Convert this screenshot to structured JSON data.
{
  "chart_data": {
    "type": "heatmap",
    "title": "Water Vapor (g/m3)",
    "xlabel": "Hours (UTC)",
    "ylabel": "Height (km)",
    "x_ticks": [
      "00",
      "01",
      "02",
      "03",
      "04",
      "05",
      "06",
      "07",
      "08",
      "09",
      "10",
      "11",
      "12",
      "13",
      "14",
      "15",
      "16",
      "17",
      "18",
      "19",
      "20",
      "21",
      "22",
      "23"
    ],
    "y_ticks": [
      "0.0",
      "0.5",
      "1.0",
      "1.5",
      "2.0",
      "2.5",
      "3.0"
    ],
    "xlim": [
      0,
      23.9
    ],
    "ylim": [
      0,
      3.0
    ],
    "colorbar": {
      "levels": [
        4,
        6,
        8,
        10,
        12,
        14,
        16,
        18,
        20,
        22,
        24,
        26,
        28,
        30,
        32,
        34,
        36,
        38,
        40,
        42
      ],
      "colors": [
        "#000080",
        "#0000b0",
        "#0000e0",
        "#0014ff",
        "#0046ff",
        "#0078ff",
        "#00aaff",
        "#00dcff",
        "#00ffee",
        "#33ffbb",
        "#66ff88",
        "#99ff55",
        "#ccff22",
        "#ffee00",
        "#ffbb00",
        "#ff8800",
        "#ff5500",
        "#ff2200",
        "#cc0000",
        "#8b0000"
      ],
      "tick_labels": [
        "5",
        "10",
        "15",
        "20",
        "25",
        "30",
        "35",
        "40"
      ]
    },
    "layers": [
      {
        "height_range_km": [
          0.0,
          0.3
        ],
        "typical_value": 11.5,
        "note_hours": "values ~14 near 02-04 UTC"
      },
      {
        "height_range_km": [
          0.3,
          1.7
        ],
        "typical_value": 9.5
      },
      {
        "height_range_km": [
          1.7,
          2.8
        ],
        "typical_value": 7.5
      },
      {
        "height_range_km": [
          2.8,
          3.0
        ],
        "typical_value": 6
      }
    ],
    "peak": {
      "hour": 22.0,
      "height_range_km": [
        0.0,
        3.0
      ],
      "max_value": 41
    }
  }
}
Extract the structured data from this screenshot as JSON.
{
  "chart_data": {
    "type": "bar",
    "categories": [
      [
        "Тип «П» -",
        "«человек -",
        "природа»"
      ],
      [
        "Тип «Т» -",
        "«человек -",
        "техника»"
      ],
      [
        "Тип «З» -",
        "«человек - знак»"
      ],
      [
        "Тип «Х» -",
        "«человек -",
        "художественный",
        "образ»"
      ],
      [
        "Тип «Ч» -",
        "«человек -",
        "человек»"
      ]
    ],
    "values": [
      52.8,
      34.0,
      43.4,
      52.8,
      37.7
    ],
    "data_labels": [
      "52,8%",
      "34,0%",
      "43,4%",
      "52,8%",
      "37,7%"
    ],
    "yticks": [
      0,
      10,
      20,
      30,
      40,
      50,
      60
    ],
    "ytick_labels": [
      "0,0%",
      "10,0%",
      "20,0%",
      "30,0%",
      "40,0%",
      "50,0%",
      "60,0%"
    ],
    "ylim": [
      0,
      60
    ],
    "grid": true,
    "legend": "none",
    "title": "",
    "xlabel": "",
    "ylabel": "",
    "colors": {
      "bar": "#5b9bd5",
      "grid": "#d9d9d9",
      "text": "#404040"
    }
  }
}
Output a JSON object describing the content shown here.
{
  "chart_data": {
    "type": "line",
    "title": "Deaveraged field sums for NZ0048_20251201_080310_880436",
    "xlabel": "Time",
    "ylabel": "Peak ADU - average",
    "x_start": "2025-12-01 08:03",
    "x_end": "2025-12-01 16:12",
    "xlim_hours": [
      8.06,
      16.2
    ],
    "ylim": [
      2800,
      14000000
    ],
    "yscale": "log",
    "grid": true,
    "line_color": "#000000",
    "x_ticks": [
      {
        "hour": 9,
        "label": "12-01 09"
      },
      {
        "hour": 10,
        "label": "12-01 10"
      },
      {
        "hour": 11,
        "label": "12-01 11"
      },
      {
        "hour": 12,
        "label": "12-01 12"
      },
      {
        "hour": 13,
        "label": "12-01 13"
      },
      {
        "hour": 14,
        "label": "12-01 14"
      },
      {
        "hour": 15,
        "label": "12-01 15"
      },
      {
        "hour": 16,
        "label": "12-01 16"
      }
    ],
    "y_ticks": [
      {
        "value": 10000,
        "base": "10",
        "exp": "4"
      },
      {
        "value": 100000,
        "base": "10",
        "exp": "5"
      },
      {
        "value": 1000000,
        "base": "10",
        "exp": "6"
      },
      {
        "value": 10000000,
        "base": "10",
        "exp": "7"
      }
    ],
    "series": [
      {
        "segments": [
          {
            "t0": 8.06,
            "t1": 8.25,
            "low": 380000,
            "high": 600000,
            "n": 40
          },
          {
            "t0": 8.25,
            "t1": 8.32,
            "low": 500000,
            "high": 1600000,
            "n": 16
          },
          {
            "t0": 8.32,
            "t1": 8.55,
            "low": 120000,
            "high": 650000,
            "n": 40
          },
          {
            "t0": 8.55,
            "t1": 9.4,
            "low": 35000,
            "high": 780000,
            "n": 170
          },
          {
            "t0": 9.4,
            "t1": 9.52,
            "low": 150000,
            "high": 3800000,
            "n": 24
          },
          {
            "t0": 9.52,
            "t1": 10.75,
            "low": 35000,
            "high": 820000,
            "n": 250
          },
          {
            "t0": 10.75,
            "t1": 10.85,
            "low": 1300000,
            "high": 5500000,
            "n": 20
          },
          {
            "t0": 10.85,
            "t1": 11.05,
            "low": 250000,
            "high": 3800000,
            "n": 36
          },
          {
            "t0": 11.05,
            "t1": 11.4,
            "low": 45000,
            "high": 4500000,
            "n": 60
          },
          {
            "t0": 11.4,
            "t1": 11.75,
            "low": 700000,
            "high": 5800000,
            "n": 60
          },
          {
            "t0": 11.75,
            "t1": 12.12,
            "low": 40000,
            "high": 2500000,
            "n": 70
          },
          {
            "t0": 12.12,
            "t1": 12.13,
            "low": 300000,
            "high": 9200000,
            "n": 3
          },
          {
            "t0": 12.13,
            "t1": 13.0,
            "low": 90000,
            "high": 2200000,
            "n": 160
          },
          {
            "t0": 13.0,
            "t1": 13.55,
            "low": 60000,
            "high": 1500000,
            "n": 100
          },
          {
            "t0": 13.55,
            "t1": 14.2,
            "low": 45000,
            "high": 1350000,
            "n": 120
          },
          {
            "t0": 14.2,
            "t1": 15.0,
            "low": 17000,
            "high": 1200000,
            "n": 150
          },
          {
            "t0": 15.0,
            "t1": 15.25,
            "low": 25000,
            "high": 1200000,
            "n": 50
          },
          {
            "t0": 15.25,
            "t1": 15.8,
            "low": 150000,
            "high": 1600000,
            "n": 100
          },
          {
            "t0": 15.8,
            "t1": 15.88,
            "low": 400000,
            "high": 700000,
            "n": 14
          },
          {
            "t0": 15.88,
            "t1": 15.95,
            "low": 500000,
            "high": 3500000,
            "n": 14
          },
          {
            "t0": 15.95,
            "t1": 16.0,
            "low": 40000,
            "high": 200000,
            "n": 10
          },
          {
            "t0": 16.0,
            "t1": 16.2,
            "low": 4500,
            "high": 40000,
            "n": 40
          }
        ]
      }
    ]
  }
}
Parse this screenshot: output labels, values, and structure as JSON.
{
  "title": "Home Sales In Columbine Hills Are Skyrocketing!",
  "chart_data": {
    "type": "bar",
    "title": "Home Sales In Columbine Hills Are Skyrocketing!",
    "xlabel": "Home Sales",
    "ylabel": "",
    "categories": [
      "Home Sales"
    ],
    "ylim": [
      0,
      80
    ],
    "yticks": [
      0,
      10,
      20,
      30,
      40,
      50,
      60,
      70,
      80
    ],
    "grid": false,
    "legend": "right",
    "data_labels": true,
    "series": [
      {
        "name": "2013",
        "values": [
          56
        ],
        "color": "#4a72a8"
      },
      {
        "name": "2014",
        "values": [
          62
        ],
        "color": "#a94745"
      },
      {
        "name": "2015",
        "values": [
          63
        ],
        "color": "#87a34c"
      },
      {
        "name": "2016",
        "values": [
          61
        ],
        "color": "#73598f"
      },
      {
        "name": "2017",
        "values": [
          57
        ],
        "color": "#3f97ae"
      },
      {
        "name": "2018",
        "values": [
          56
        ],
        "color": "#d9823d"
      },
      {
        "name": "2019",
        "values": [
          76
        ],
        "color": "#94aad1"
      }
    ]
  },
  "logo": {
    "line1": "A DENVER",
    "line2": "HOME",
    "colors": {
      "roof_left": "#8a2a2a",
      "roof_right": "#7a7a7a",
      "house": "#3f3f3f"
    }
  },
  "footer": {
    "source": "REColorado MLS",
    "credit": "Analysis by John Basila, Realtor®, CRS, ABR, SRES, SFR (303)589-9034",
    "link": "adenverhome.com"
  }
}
--------
◆ Objective ◆
Starting from the line containing "Parse this screenshot: output" and ending with the final line of the data, reproduce each line exactly as it appears, including no other lines.

◆ Finished answer ◆
Parse this screenshot: output labels, values, and structure as JSON.
{
  "title": "Home Sales In Columbine Hills Are Skyrocketing!",
  "chart_data": {
    "type": "bar",
    "title": "Home Sales In Columbine Hills Are Skyrocketing!",
    "xlabel": "Home Sales",
    "ylabel": "",
    "categories": [
      "Home Sales"
    ],
    "ylim": [
      0,
      80
    ],
    "yticks": [
      0,
      10,
      20,
      30,
      40,
      50,
      60,
      70,
      80
    ],
    "grid": false,
    "legend": "right",
    "data_labels": true,
    "series": [
      {
        "name": "2013",
        "values": [
          56
        ],
        "color": "#4a72a8"
      },
      {
        "name": "2014",
        "values": [
          62
        ],
        "color": "#a94745"
      },
      {
        "name": "2015",
        "values": [
          63
        ],
        "color": "#87a34c"
      },
      {
        "name": "2016",
        "values": [
          61
        ],
        "color": "#73598f"
      },
      {
        "name": "2017",
        "values": [
          57
        ],
        "color": "#3f97ae"
      },
      {
        "name": "2018",
        "values": [
          56
        ],
        "color": "#d9823d"
      },
      {
        "name": "2019",
        "values": [
          76
        ],
        "color": "#94aad1"
      }
    ]
  },
  "logo": {
    "line1": "A DENVER",
    "line2": "HOME",
    "colors": {
      "roof_left": "#8a2a2a",
      "roof_right": "#7a7a7a",
      "house": "#3f3f3f"
    }
  },
  "footer": {
    "source": "REColorado MLS",
    "credit": "Analysis by John Basila, Realtor®, CRS, ABR, SRES, SFR (303)589-9034",
    "link": "adenverhome.com"
  }
}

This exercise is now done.